-------- Raw data --------

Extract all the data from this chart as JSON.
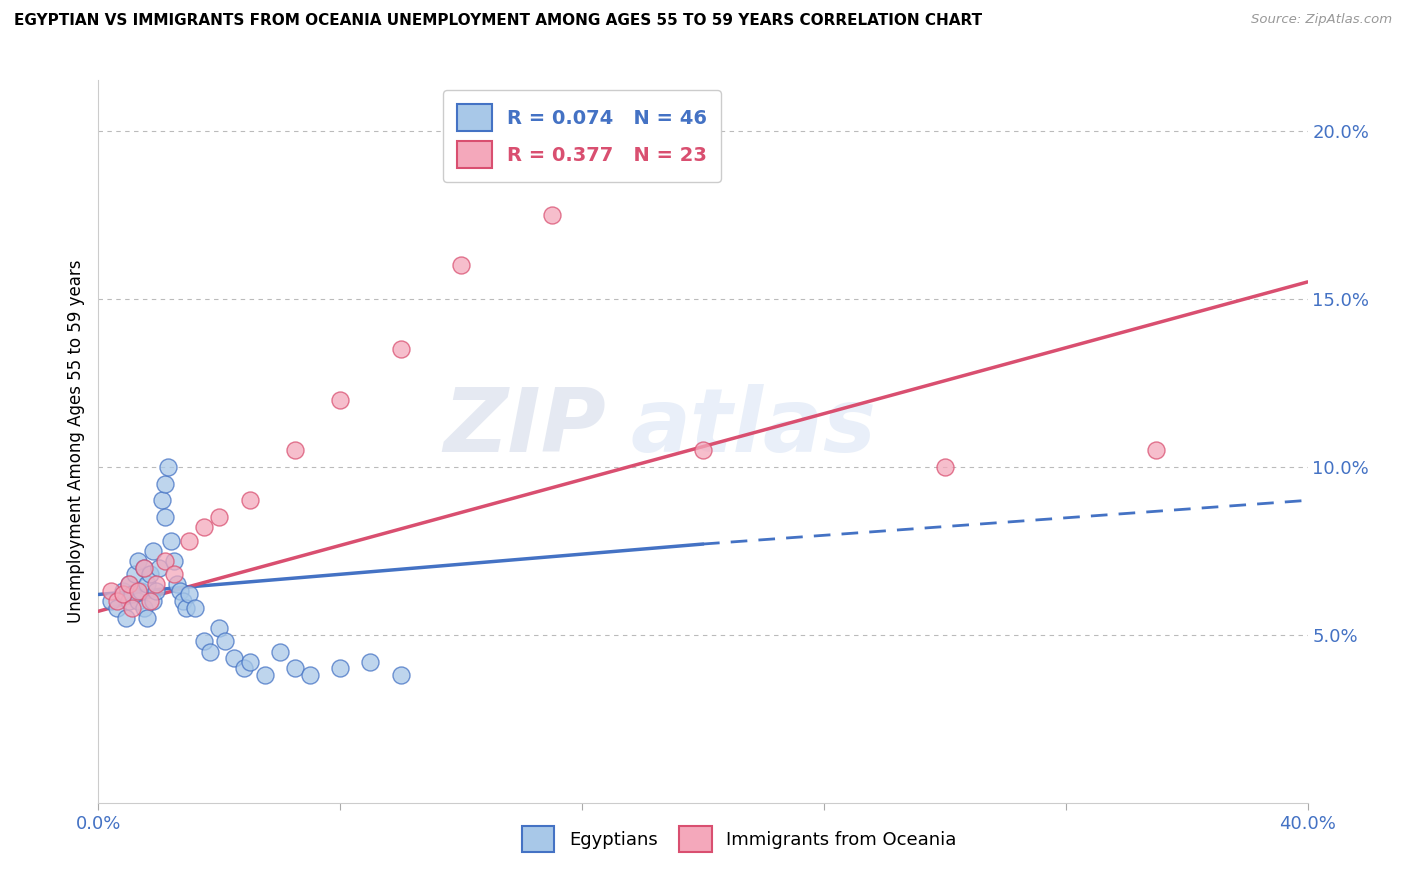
{
  "title": "EGYPTIAN VS IMMIGRANTS FROM OCEANIA UNEMPLOYMENT AMONG AGES 55 TO 59 YEARS CORRELATION CHART",
  "source": "Source: ZipAtlas.com",
  "ylabel": "Unemployment Among Ages 55 to 59 years",
  "xlim": [
    0.0,
    0.4
  ],
  "ylim": [
    0.0,
    0.215
  ],
  "xticks": [
    0.0,
    0.08,
    0.16,
    0.24,
    0.32,
    0.4
  ],
  "xticklabels": [
    "0.0%",
    "",
    "",
    "",
    "",
    "40.0%"
  ],
  "ytick_positions": [
    0.05,
    0.1,
    0.15,
    0.2
  ],
  "yticklabels": [
    "5.0%",
    "10.0%",
    "15.0%",
    "20.0%"
  ],
  "r_egyptian": 0.074,
  "n_egyptian": 46,
  "r_oceania": 0.377,
  "n_oceania": 23,
  "color_egyptian": "#a8c8e8",
  "color_oceania": "#f4a8bb",
  "color_line_egyptian": "#4472c4",
  "color_line_oceania": "#d94f70",
  "background_color": "#ffffff",
  "watermark_zip": "ZIP",
  "watermark_atlas": "atlas",
  "egyptians_x": [
    0.004,
    0.006,
    0.008,
    0.009,
    0.01,
    0.01,
    0.011,
    0.012,
    0.013,
    0.013,
    0.014,
    0.015,
    0.015,
    0.016,
    0.016,
    0.017,
    0.018,
    0.018,
    0.019,
    0.02,
    0.021,
    0.022,
    0.022,
    0.023,
    0.024,
    0.025,
    0.026,
    0.027,
    0.028,
    0.029,
    0.03,
    0.032,
    0.035,
    0.037,
    0.04,
    0.042,
    0.045,
    0.048,
    0.05,
    0.055,
    0.06,
    0.065,
    0.07,
    0.08,
    0.09,
    0.1
  ],
  "egyptians_y": [
    0.06,
    0.058,
    0.063,
    0.055,
    0.065,
    0.06,
    0.062,
    0.068,
    0.06,
    0.072,
    0.063,
    0.058,
    0.07,
    0.065,
    0.055,
    0.068,
    0.075,
    0.06,
    0.063,
    0.07,
    0.09,
    0.085,
    0.095,
    0.1,
    0.078,
    0.072,
    0.065,
    0.063,
    0.06,
    0.058,
    0.062,
    0.058,
    0.048,
    0.045,
    0.052,
    0.048,
    0.043,
    0.04,
    0.042,
    0.038,
    0.045,
    0.04,
    0.038,
    0.04,
    0.042,
    0.038
  ],
  "oceania_x": [
    0.004,
    0.006,
    0.008,
    0.01,
    0.011,
    0.013,
    0.015,
    0.017,
    0.019,
    0.022,
    0.025,
    0.03,
    0.035,
    0.04,
    0.05,
    0.065,
    0.08,
    0.1,
    0.12,
    0.15,
    0.2,
    0.28,
    0.35
  ],
  "oceania_y": [
    0.063,
    0.06,
    0.062,
    0.065,
    0.058,
    0.063,
    0.07,
    0.06,
    0.065,
    0.072,
    0.068,
    0.078,
    0.082,
    0.085,
    0.09,
    0.105,
    0.12,
    0.135,
    0.16,
    0.175,
    0.105,
    0.1,
    0.105
  ],
  "trend_e_x0": 0.0,
  "trend_e_y0": 0.062,
  "trend_e_x1_solid": 0.2,
  "trend_e_y1_solid": 0.077,
  "trend_e_x2": 0.4,
  "trend_e_y2": 0.09,
  "trend_o_x0": 0.0,
  "trend_o_y0": 0.057,
  "trend_o_x1": 0.4,
  "trend_o_y1": 0.155
}
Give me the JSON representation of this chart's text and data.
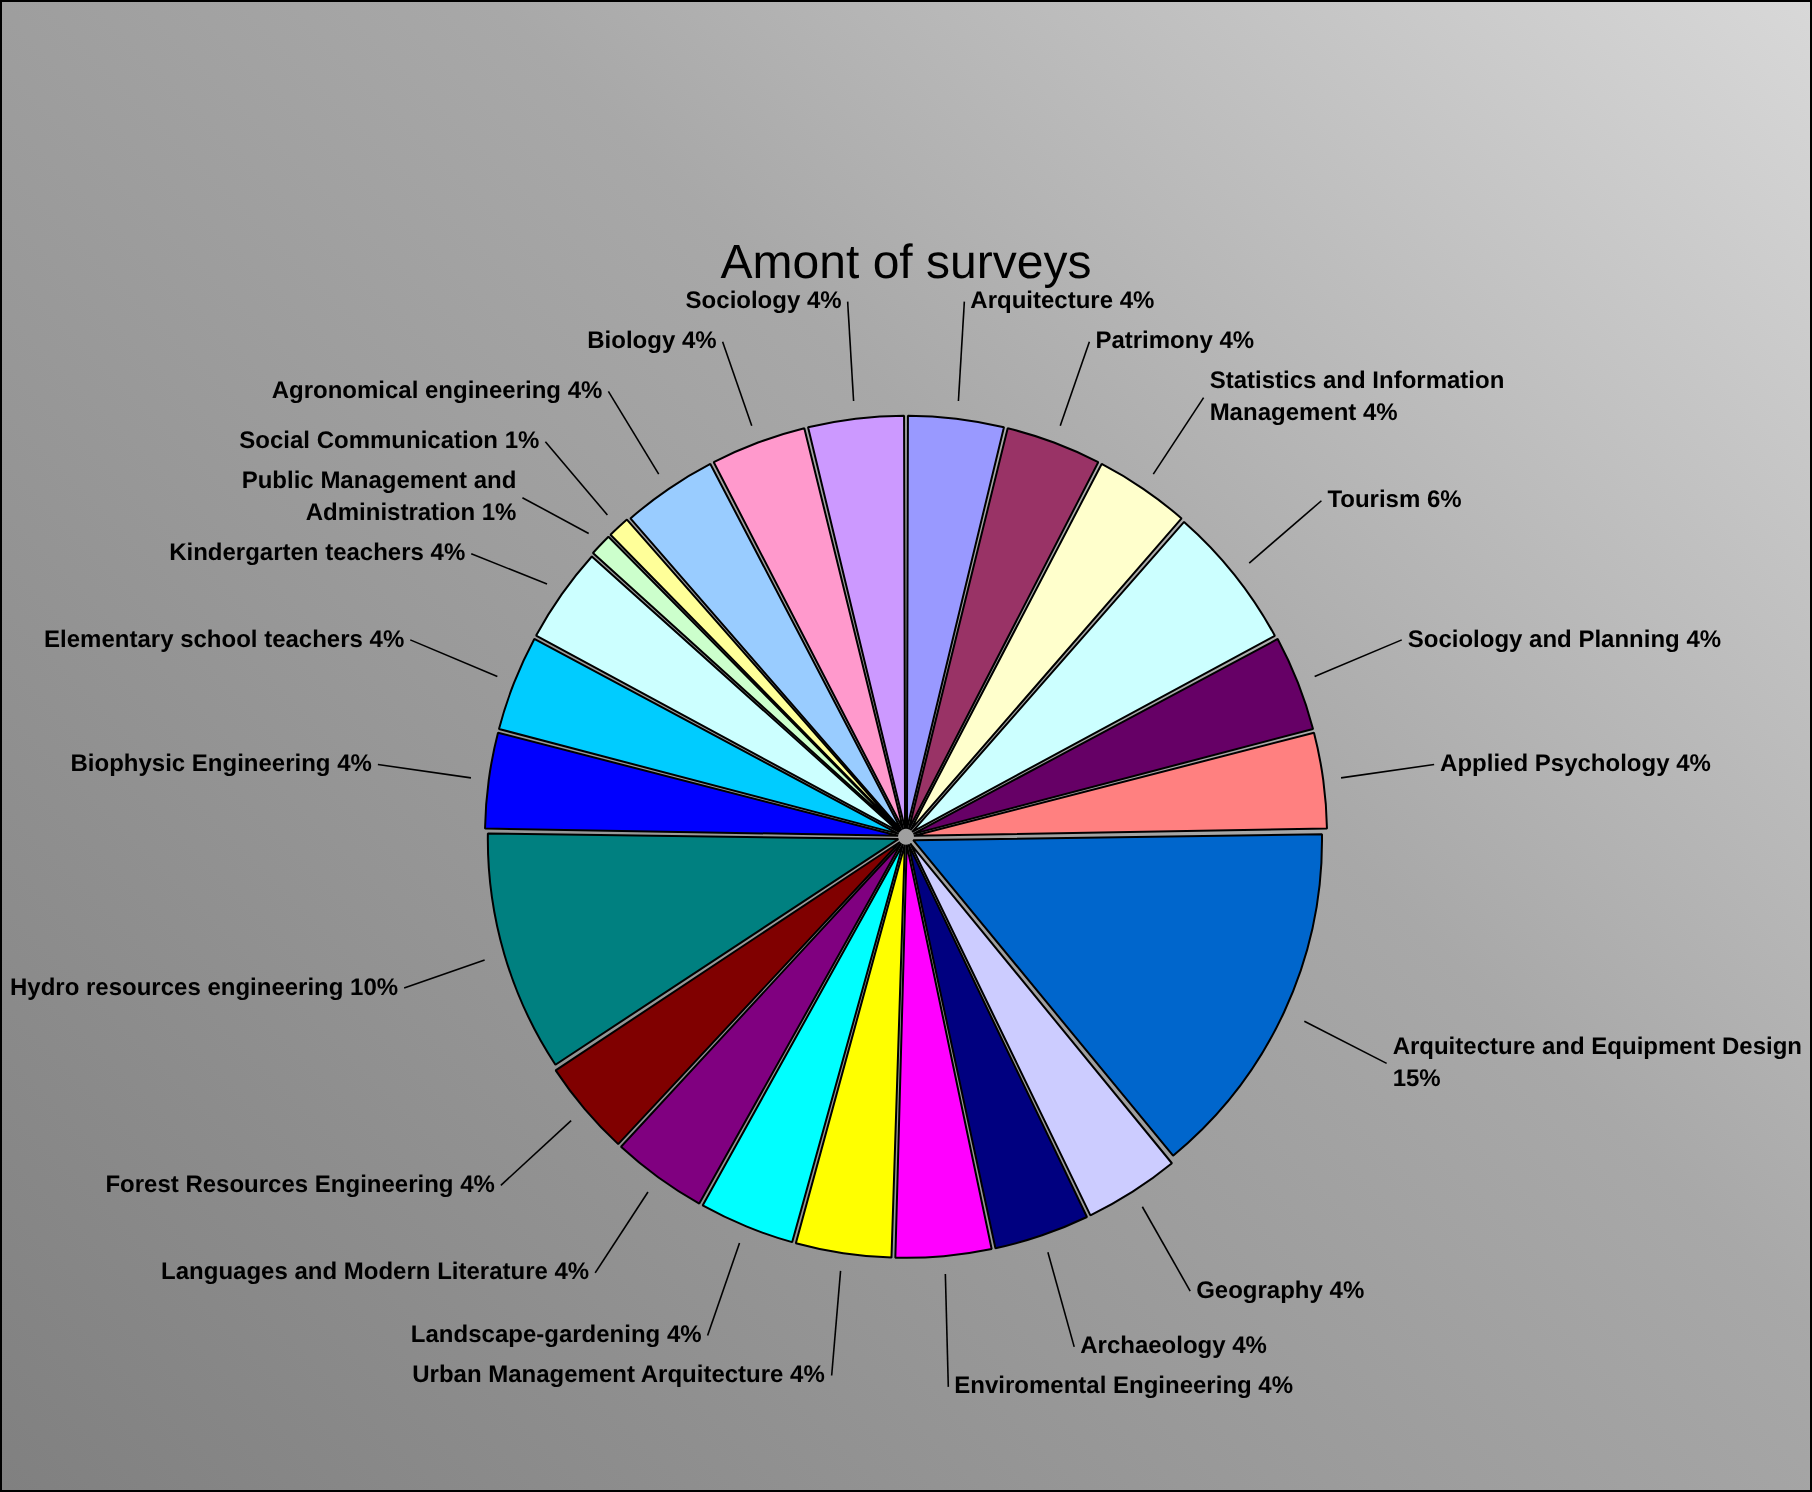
{
  "chart_data": {
    "type": "pie",
    "title": "Amont of surveys",
    "categories": [
      "Arquitecture",
      "Patrimony",
      "Statistics and Information Management",
      "Tourism",
      "Sociology and Planning",
      "Applied Psychology",
      "Arquitecture and Equipment Design",
      "Geography",
      "Archaeology",
      "Enviromental Engineering",
      "Urban Management Arquitecture",
      "Landscape-gardening",
      "Languages and Modern Literature",
      "Forest Resources Engineering",
      "Hydro resources engineering",
      "Biophysic Engineering",
      "Elementary school teachers",
      "Kindergarten teachers",
      "Public Management and Administration",
      "Social Communication",
      "Agronomical engineering",
      "Biology",
      "Sociology"
    ],
    "values": [
      4,
      4,
      4,
      6,
      4,
      4,
      15,
      4,
      4,
      4,
      4,
      4,
      4,
      4,
      10,
      4,
      4,
      4,
      1,
      1,
      4,
      4,
      4
    ],
    "value_labels": [
      "4%",
      "4%",
      "4%",
      "6%",
      "4%",
      "4%",
      "15%",
      "4%",
      "4%",
      "4%",
      "4%",
      "4%",
      "4%",
      "4%",
      "10%",
      "4%",
      "4%",
      "4%",
      "1%",
      "1%",
      "4%",
      "4%",
      "4%"
    ],
    "colors": [
      "#9999ff",
      "#993366",
      "#ffffcc",
      "#ccffff",
      "#660066",
      "#ff8080",
      "#0066cc",
      "#ccccff",
      "#000080",
      "#ff00ff",
      "#ffff00",
      "#00ffff",
      "#800080",
      "#800000",
      "#008080",
      "#0000ff",
      "#00ccff",
      "#ccffff",
      "#ccffcc",
      "#ffff99",
      "#99ccff",
      "#ff99cc",
      "#cc99ff"
    ]
  }
}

--------

■ **Exercise aim**
Repeat the material exactly as it reads, without any of its pictures.

■ **Task output**
Extract all the data from this chart as JSON.
{
  "title": "EGYPTIAN VS IMMIGRANTS FROM OCEANIA UNEMPLOYMENT AMONG AGES 55 TO 59 YEARS CORRELATION CHART",
  "source": "Source: ZipAtlas.com",
  "ylabel": "Unemployment Among Ages 55 to 59 years",
  "xlim": [
    0.0,
    0.4
  ],
  "ylim": [
    0.0,
    0.215
  ],
  "xticks": [
    0.0,
    0.08,
    0.16,
    0.24,
    0.32,
    0.4
  ],
  "xticklabels": [
    "0.0%",
    "",
    "",
    "",
    "",
    "40.0%"
  ],
  "ytick_positions": [
    0.05,
    0.1,
    0.15,
    0.2
  ],
  "yticklabels": [
    "5.0%",
    "10.0%",
    "15.0%",
    "20.0%"
  ],
  "r_egyptian": 0.074,
  "n_egyptian": 46,
  "r_oceania": 0.377,
  "n_oceania": 23,
  "color_egyptian": "#a8c8e8",
  "color_oceania": "#f4a8bb",
  "color_line_egyptian": "#4472c4",
  "color_line_oceania": "#d94f70",
  "background_color": "#ffffff",
  "watermark_zip": "ZIP",
  "watermark_atlas": "atlas",
  "egyptians_x": [
    0.004,
    0.006,
    0.008,
    0.009,
    0.01,
    0.01,
    0.011,
    0.012,
    0.013,
    0.013,
    0.014,
    0.015,
    0.015,
    0.016,
    0.016,
    0.017,
    0.018,
    0.018,
    0.019,
    0.02,
    0.021,
    0.022,
    0.022,
    0.023,
    0.024,
    0.025,
    0.026,
    0.027,
    0.028,
    0.029,
    0.03,
    0.032,
    0.035,
    0.037,
    0.04,
    0.042,
    0.045,
    0.048,
    0.05,
    0.055,
    0.06,
    0.065,
    0.07,
    0.08,
    0.09,
    0.1
  ],
  "egyptians_y": [
    0.06,
    0.058,
    0.063,
    0.055,
    0.065,
    0.06,
    0.062,
    0.068,
    0.06,
    0.072,
    0.063,
    0.058,
    0.07,
    0.065,
    0.055,
    0.068,
    0.075,
    0.06,
    0.063,
    0.07,
    0.09,
    0.085,
    0.095,
    0.1,
    0.078,
    0.072,
    0.065,
    0.063,
    0.06,
    0.058,
    0.062,
    0.058,
    0.048,
    0.045,
    0.052,
    0.048,
    0.043,
    0.04,
    0.042,
    0.038,
    0.045,
    0.04,
    0.038,
    0.04,
    0.042,
    0.038
  ],
  "oceania_x": [
    0.004,
    0.006,
    0.008,
    0.01,
    0.011,
    0.013,
    0.015,
    0.017,
    0.019,
    0.022,
    0.025,
    0.03,
    0.035,
    0.04,
    0.05,
    0.065,
    0.08,
    0.1,
    0.12,
    0.15,
    0.2,
    0.28,
    0.35
  ],
  "oceania_y": [
    0.063,
    0.06,
    0.062,
    0.065,
    0.058,
    0.063,
    0.07,
    0.06,
    0.065,
    0.072,
    0.068,
    0.078,
    0.082,
    0.085,
    0.09,
    0.105,
    0.12,
    0.135,
    0.16,
    0.175,
    0.105,
    0.1,
    0.105
  ],
  "trend_e_x0": 0.0,
  "trend_e_y0": 0.062,
  "trend_e_x1_solid": 0.2,
  "trend_e_y1_solid": 0.077,
  "trend_e_x2": 0.4,
  "trend_e_y2": 0.09,
  "trend_o_x0": 0.0,
  "trend_o_y0": 0.057,
  "trend_o_x1": 0.4,
  "trend_o_y1": 0.155
}
Give me the JSON representation of this chart's text and data.
{
  "chart_data": {
    "type": "pie",
    "title": "Amont of surveys",
    "categories": [
      "Arquitecture",
      "Patrimony",
      "Statistics and Information Management",
      "Tourism",
      "Sociology and Planning",
      "Applied Psychology",
      "Arquitecture and Equipment Design",
      "Geography",
      "Archaeology",
      "Enviromental Engineering",
      "Urban Management Arquitecture",
      "Landscape-gardening",
      "Languages and Modern Literature",
      "Forest Resources Engineering",
      "Hydro resources engineering",
      "Biophysic Engineering",
      "Elementary school teachers",
      "Kindergarten teachers",
      "Public Management and Administration",
      "Social Communication",
      "Agronomical engineering",
      "Biology",
      "Sociology"
    ],
    "values": [
      4,
      4,
      4,
      6,
      4,
      4,
      15,
      4,
      4,
      4,
      4,
      4,
      4,
      4,
      10,
      4,
      4,
      4,
      1,
      1,
      4,
      4,
      4
    ],
    "value_labels": [
      "4%",
      "4%",
      "4%",
      "6%",
      "4%",
      "4%",
      "15%",
      "4%",
      "4%",
      "4%",
      "4%",
      "4%",
      "4%",
      "4%",
      "10%",
      "4%",
      "4%",
      "4%",
      "1%",
      "1%",
      "4%",
      "4%",
      "4%"
    ],
    "colors": [
      "#9999ff",
      "#993366",
      "#ffffcc",
      "#ccffff",
      "#660066",
      "#ff8080",
      "#0066cc",
      "#ccccff",
      "#000080",
      "#ff00ff",
      "#ffff00",
      "#00ffff",
      "#800080",
      "#800000",
      "#008080",
      "#0000ff",
      "#00ccff",
      "#ccffff",
      "#ccffcc",
      "#ffff99",
      "#99ccff",
      "#ff99cc",
      "#cc99ff"
    ]
  }
}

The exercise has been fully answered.